Items from a data source

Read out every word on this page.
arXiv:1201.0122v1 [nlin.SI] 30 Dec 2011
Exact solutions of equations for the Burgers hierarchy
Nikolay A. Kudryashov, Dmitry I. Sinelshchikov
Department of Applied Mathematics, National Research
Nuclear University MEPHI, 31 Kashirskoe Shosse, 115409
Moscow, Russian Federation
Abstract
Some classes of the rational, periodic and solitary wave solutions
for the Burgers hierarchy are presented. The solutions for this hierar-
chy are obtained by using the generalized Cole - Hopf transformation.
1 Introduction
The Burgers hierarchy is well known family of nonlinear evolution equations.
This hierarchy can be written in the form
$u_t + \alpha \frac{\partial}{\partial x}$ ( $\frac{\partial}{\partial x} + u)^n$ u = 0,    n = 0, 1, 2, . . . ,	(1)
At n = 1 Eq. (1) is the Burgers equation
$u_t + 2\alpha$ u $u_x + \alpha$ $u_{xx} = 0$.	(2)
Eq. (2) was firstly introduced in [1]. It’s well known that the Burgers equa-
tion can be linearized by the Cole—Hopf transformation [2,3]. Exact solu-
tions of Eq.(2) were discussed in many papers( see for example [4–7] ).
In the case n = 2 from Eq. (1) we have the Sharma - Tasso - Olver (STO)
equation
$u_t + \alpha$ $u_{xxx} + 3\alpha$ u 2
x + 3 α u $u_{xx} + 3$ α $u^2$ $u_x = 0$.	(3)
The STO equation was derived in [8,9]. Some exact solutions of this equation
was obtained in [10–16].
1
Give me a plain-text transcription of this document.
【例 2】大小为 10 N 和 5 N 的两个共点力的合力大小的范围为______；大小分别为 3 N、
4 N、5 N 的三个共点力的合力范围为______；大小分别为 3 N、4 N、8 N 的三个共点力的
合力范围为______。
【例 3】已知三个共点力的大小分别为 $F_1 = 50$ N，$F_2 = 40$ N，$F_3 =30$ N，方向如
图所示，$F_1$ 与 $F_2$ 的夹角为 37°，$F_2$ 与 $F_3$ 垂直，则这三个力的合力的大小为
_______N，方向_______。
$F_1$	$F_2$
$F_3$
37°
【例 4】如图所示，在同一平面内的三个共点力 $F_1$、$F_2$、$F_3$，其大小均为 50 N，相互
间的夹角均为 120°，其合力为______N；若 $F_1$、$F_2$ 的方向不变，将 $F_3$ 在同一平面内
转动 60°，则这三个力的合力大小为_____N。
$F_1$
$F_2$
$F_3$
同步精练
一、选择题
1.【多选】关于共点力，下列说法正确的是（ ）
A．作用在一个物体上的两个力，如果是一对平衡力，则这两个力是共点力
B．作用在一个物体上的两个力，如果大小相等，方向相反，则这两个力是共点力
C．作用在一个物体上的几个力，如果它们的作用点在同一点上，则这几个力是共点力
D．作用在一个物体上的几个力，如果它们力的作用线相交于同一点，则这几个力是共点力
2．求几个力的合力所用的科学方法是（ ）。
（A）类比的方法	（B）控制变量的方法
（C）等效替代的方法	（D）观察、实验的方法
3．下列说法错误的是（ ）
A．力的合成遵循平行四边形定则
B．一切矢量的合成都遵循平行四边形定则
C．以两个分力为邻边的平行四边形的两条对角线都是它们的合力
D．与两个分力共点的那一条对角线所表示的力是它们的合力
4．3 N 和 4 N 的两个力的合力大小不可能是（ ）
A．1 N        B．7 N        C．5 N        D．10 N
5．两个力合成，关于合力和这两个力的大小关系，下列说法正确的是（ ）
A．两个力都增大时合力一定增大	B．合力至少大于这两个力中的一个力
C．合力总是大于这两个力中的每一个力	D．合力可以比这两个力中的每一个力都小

§ What needs to be done:
Scan the material for lines with the word "Cole", and copy each line you find.

§ Solution to this exercise:
chy are obtained by using the generalized Cole - Hopf transformation.
tion can be linearized by the Cole—Hopf transformation [2,3]. Exact solu-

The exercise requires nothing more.